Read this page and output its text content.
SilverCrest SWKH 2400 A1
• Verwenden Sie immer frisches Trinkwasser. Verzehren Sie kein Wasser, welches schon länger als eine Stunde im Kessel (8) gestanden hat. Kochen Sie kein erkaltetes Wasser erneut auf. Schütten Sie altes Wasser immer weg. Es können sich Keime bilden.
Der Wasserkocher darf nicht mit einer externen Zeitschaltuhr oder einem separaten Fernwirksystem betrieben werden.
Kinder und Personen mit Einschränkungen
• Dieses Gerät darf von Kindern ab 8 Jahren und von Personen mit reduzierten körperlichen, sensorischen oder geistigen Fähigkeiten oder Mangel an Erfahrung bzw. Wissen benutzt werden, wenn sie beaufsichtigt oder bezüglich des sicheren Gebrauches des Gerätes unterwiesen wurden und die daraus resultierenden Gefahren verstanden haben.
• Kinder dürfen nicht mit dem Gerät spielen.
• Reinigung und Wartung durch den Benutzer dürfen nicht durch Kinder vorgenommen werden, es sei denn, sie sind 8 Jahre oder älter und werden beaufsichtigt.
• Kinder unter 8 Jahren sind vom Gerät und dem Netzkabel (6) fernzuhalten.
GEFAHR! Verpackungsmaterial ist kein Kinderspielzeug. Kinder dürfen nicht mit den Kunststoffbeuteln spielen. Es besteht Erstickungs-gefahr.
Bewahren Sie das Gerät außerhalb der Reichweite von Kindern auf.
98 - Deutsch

========================================================================

*TASK DESCRIPTION:*
From the first record to the last, copy everything exactly.

*RESULT FOR THIS TASK:*
Read this page and output its text content.
SilverCrest SWKH 2400 A1
• Verwenden Sie immer frisches Trinkwasser. Verzehren Sie kein Wasser, welches schon länger als eine Stunde im Kessel (8) gestanden hat. Kochen Sie kein erkaltetes Wasser erneut auf. Schütten Sie altes Wasser immer weg. Es können sich Keime bilden.
Der Wasserkocher darf nicht mit einer externen Zeitschaltuhr oder einem separaten Fernwirksystem betrieben werden.
Kinder und Personen mit Einschränkungen
• Dieses Gerät darf von Kindern ab 8 Jahren und von Personen mit reduzierten körperlichen, sensorischen oder geistigen Fähigkeiten oder Mangel an Erfahrung bzw. Wissen benutzt werden, wenn sie beaufsichtigt oder bezüglich des sicheren Gebrauches des Gerätes unterwiesen wurden und die daraus resultierenden Gefahren verstanden haben.
• Kinder dürfen nicht mit dem Gerät spielen.
• Reinigung und Wartung durch den Benutzer dürfen nicht durch Kinder vorgenommen werden, es sei denn, sie sind 8 Jahre oder älter und werden beaufsichtigt.
• Kinder unter 8 Jahren sind vom Gerät und dem Netzkabel (6) fernzuhalten.
GEFAHR! Verpackungsmaterial ist kein Kinderspielzeug. Kinder dürfen nicht mit den Kunststoffbeuteln spielen. Es besteht Erstickungs-gefahr.
Bewahren Sie das Gerät außerhalb der Reichweite von Kindern auf.
98 - Deutsch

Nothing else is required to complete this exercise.